The problem: Work through the data line by line, gathering every line that has the word "Petroleum".

Raw records:
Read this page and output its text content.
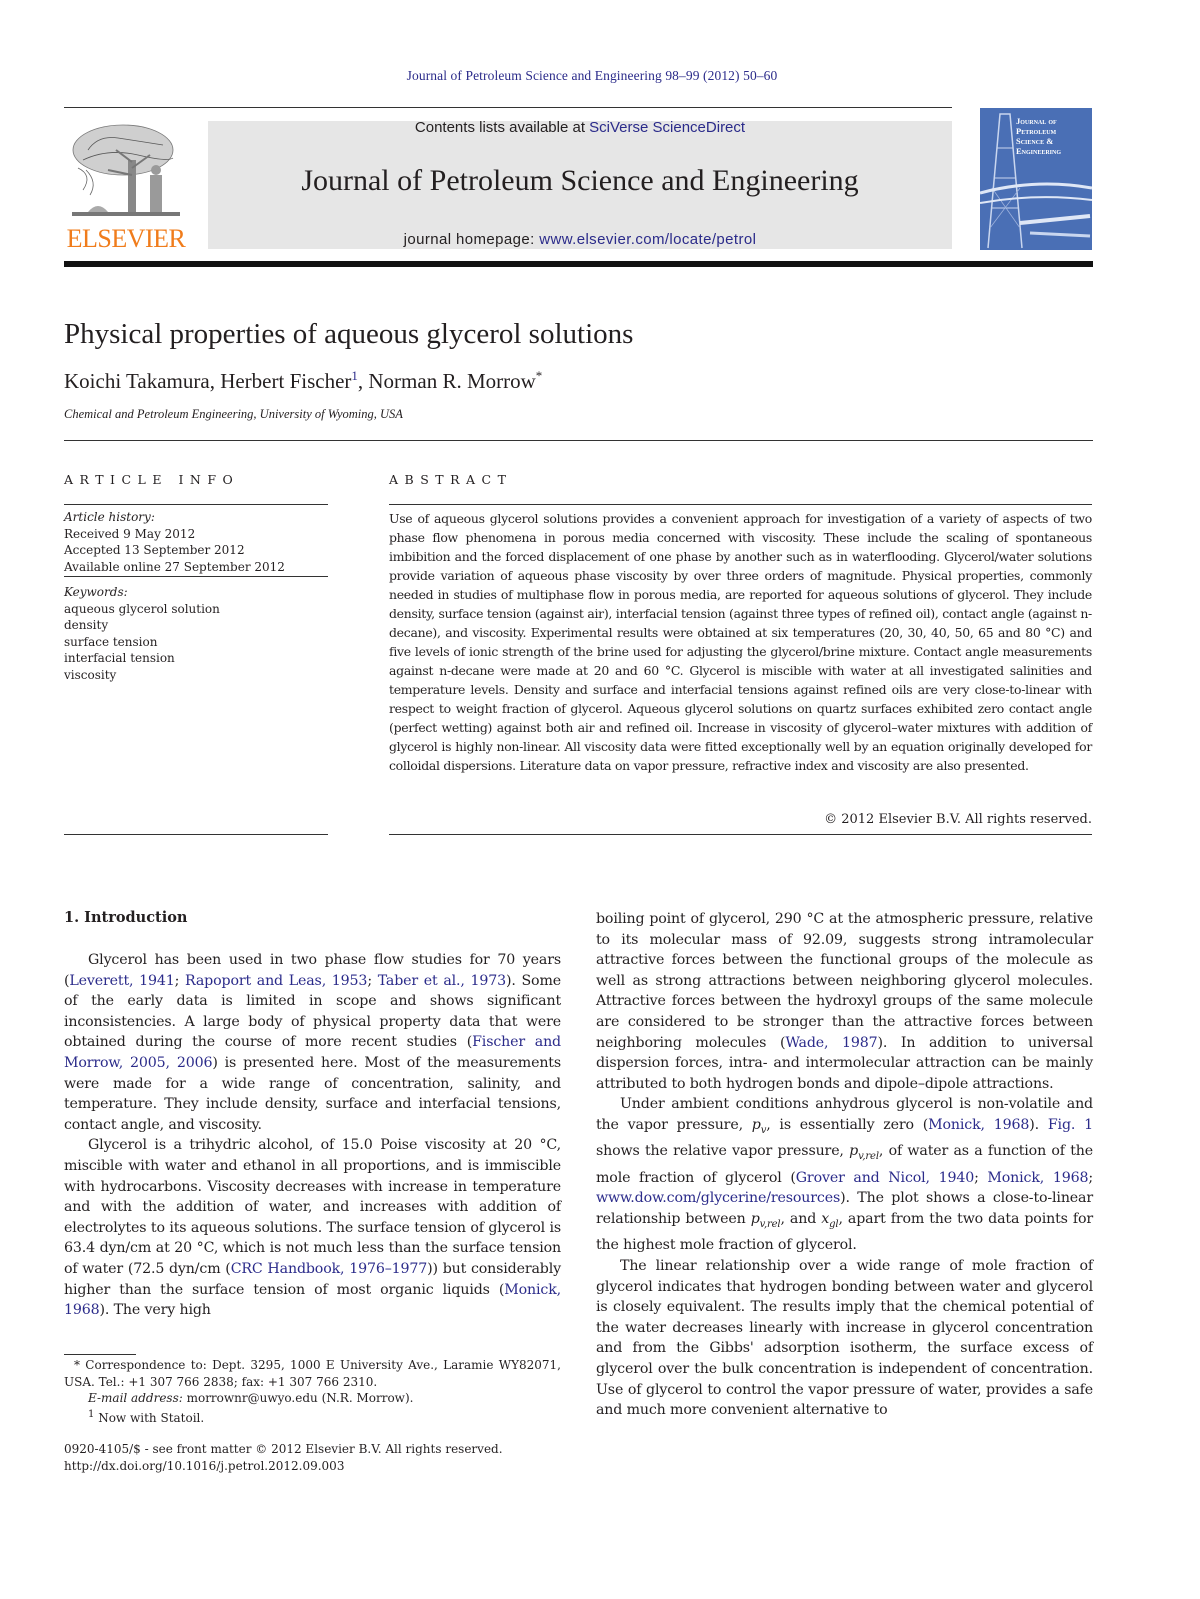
Journal of Petroleum Science and Engineering 98–99 (2012) 50–60
ELSEVIER
Contents lists available at SciVerse ScienceDirect
Journal of Petroleum Science and Engineering
journal homepage: www.elsevier.com/locate/petrol
Journal of
Petroleum
Science &
Engineering
Physical properties of aqueous glycerol solutions
Koichi Takamura, Herbert Fischer$^1$, Norman R. Morrow*
Chemical and Petroleum Engineering, University of Wyoming, USA
ARTICLE INFO
Article history:
Received 9 May 2012
Accepted 13 September 2012
Available online 27 September 2012
Keywords:
aqueous glycerol solution
density
surface tension
interfacial tension
viscosity
ABSTRACT
Use of aqueous glycerol solutions provides a convenient approach for investigation of a variety of aspects of two phase flow phenomena in porous media concerned with viscosity. These include the scaling of spontaneous imbibition and the forced displacement of one phase by another such as in waterflooding. Glycerol/water solutions provide variation of aqueous phase viscosity by over three orders of magnitude. Physical properties, commonly needed in studies of multiphase flow in porous media, are reported for aqueous solutions of glycerol. They include density, surface tension (against air), interfacial tension (against three types of refined oil), contact angle (against n-decane), and viscosity. Experimental results were obtained at six temperatures (20, 30, 40, 50, 65 and 80 °C) and five levels of ionic strength of the brine used for adjusting the glycerol/brine mixture. Contact angle measurements against n-decane were made at 20 and 60 °C. Glycerol is miscible with water at all investigated salinities and temperature levels. Density and surface and interfacial tensions against refined oils are very close-to-linear with respect to weight fraction of glycerol. Aqueous glycerol solutions on quartz surfaces exhibited zero contact angle (perfect wetting) against both air and refined oil. Increase in viscosity of glycerol–water mixtures with addition of glycerol is highly non-linear. All viscosity data were fitted exceptionally well by an equation originally developed for colloidal dispersions. Literature data on vapor pressure, refractive index and viscosity are also presented.
© 2012 Elsevier B.V. All rights reserved.
1. Introduction

Glycerol has been used in two phase flow studies for 70 years (Leverett, 1941; Rapoport and Leas, 1953; Taber et al., 1973). Some of the early data is limited in scope and shows significant inconsistencies. A large body of physical property data that were obtained during the course of more recent studies (Fischer and Morrow, 2005, 2006) is presented here. Most of the measurements were made for a wide range of concentration, salinity, and temperature. They include density, surface and interfacial tensions, contact angle, and viscosity.

Glycerol is a trihydric alcohol, of 15.0 Poise viscosity at 20 °C, miscible with water and ethanol in all proportions, and is immiscible with hydrocarbons. Viscosity decreases with increase in temperature and with the addition of water, and increases with addition of electrolytes to its aqueous solutions. The surface tension of glycerol is 63.4 dyn/cm at 20 °C, which is not much less than the surface tension of water (72.5 dyn/cm (CRC Handbook, 1976–1977)) but considerably higher than the surface tension of most organic liquids (Monick, 1968). The very high

boiling point of glycerol, 290 °C at the atmospheric pressure, relative to its molecular mass of 92.09, suggests strong intramolecular attractive forces between the functional groups of the molecule as well as strong attractions between neighboring glycerol molecules. Attractive forces between the hydroxyl groups of the same molecule are considered to be stronger than the attractive forces between neighboring molecules (Wade, 1987). In addition to universal dispersion forces, intra- and intermolecular attraction can be mainly attributed to both hydrogen bonds and dipole–dipole attractions.

Under ambient conditions anhydrous glycerol is non-volatile and the vapor pressure, $p_v$, is essentially zero (Monick, 1968). Fig. 1 shows the relative vapor pressure, $p_{v,rel}$, of water as a function of the mole fraction of glycerol (Grover and Nicol, 1940; Monick, 1968; www.dow.com/glycerine/resources). The plot shows a close-to-linear relationship between $p_{v,rel}$, and $x_{gl}$, apart from the two data points for the highest mole fraction of glycerol.

The linear relationship over a wide range of mole fraction of glycerol indicates that hydrogen bonding between water and glycerol is closely equivalent. The results imply that the chemical potential of the water decreases linearly with increase in glycerol concentration and from the Gibbs' adsorption isotherm, the surface excess of glycerol over the bulk concentration is independent of concentration. Use of glycerol to control the vapor pressure of water, provides a safe and much more convenient alternative to

* Correspondence to: Dept. 3295, 1000 E University Ave., Laramie WY82071, USA. Tel.: +1 307 766 2838; fax: +1 307 766 2310.
E-mail address: morrownr@uwyo.edu (N.R. Morrow).
$^1$ Now with Statoil.
0920-4105/$ - see front matter © 2012 Elsevier B.V. All rights reserved.
http://dx.doi.org/10.1016/j.petrol.2012.09.003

Written solution:
Journal of Petroleum Science and Engineering 98–99 (2012) 50–60
Journal of Petroleum Science and Engineering
Petroleum
Chemical and Petroleum Engineering, University of Wyoming, USA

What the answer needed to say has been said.